Items from a data source:
%%
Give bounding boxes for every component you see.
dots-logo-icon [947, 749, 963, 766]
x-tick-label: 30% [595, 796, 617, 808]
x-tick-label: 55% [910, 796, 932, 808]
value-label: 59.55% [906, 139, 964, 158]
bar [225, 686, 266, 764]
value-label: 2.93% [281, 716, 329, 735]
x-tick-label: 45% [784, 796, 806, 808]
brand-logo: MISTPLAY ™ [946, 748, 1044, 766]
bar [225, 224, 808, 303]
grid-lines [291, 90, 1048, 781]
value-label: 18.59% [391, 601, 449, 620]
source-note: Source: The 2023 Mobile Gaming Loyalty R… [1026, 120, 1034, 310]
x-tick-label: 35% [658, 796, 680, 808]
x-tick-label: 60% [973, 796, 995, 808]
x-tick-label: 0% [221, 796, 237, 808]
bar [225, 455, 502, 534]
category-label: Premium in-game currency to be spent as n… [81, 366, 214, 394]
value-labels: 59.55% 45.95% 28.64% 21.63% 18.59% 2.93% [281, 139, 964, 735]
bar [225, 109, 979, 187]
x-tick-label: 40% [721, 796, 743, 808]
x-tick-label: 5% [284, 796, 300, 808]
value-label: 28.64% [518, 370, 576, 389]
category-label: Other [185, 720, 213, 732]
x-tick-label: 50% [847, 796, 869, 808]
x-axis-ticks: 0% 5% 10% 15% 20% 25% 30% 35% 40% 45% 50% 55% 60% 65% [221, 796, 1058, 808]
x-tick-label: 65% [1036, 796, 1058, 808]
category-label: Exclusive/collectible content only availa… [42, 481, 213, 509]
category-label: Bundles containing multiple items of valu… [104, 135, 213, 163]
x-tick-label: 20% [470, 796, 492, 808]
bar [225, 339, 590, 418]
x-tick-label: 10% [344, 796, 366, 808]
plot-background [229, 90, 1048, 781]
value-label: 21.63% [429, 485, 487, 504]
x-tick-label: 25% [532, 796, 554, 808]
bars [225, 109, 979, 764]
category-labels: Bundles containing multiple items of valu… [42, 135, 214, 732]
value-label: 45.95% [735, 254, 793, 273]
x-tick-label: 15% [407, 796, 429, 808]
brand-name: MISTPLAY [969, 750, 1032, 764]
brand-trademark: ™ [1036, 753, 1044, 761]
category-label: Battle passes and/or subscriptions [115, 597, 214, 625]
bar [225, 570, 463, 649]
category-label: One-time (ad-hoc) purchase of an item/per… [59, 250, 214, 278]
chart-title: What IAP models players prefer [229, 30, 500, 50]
%%
Prompt:
Put the lines of the data above into a JSON list of strings, one string per line and blank lines left out, covering only the part that opens with the first line and closes with the line containing "x-tick-label: 45% [784, 796, 806, 808]", both included.

Result below:
[
  "Give bounding boxes for every component you see.",
  "dots-logo-icon [947, 749, 963, 766]",
  "x-tick-label: 30% [595, 796, 617, 808]",
  "x-tick-label: 55% [910, 796, 932, 808]",
  "value-label: 59.55% [906, 139, 964, 158]",
  "bar [225, 686, 266, 764]",
  "value-label: 2.93% [281, 716, 329, 735]",
  "x-tick-label: 45% [784, 796, 806, 808]"
]